### INPUT MATERIAL ###

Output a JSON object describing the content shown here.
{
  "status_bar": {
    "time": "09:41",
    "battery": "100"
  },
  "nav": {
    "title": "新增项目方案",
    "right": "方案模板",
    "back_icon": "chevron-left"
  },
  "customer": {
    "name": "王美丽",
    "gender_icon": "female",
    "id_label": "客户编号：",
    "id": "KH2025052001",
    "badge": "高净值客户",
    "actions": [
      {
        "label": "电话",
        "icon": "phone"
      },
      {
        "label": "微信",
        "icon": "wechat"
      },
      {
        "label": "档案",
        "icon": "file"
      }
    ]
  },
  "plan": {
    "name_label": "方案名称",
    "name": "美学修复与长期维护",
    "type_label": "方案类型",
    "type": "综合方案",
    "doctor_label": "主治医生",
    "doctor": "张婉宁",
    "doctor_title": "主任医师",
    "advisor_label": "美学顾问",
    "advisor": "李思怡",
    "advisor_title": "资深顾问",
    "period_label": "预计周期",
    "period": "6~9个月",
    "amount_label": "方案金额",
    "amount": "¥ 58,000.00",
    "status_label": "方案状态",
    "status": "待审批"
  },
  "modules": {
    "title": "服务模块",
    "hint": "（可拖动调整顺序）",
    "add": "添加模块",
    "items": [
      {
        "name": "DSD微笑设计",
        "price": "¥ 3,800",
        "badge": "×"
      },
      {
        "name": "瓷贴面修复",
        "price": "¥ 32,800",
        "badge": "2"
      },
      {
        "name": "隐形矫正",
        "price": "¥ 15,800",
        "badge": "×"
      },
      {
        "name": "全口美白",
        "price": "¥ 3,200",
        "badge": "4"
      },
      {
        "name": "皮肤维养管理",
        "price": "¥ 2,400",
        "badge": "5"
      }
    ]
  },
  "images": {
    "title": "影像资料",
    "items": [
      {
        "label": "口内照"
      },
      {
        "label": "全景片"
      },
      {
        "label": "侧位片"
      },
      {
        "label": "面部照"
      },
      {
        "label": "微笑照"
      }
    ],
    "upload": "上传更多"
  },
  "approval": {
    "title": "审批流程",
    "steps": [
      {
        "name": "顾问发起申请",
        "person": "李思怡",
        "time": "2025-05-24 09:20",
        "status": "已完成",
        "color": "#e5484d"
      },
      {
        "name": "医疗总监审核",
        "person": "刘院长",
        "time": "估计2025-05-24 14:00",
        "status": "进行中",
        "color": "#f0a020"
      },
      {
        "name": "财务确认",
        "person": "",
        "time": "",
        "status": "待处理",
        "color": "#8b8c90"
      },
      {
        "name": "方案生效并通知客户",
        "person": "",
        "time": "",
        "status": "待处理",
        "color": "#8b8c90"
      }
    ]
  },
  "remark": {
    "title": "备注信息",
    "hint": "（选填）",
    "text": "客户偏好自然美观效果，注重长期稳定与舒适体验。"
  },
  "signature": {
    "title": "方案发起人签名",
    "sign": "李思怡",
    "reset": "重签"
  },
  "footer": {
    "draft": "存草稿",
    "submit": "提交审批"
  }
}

###
### INPUT MATERIAL ###

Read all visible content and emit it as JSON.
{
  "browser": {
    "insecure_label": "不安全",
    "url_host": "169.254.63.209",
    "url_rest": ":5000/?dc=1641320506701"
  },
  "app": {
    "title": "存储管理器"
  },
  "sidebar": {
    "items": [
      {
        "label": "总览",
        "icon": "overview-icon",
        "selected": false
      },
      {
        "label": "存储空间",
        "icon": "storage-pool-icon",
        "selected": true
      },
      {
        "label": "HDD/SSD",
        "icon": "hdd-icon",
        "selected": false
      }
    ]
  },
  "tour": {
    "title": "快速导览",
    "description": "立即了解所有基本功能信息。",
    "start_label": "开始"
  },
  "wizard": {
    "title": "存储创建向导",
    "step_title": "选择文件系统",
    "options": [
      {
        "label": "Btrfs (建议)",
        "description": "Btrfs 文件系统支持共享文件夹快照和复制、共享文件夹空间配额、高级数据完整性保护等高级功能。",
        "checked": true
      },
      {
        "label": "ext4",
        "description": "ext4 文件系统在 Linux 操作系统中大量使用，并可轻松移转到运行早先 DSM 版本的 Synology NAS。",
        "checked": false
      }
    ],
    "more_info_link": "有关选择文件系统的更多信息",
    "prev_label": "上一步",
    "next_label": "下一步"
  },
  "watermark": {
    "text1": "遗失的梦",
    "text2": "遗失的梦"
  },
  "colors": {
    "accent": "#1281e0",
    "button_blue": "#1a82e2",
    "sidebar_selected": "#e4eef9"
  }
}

###
### INPUT MATERIAL ###

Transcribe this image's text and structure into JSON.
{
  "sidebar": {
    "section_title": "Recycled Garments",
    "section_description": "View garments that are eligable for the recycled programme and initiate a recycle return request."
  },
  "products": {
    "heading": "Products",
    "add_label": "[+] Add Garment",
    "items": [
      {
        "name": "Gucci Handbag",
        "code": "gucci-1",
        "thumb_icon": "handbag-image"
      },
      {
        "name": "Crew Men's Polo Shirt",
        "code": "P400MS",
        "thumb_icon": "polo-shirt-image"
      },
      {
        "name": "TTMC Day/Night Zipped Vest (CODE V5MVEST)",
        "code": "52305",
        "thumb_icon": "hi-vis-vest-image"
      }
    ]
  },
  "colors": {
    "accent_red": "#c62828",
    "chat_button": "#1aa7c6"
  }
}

###

TASK INSTRUCTIONS:
Pull out all lines of the data with the string "badge".

COMPLETE OUTPUT:
    "badge": "高净值客户",
        "badge": "×"
        "badge": "2"
        "badge": "×"
        "badge": "4"
        "badge": "5"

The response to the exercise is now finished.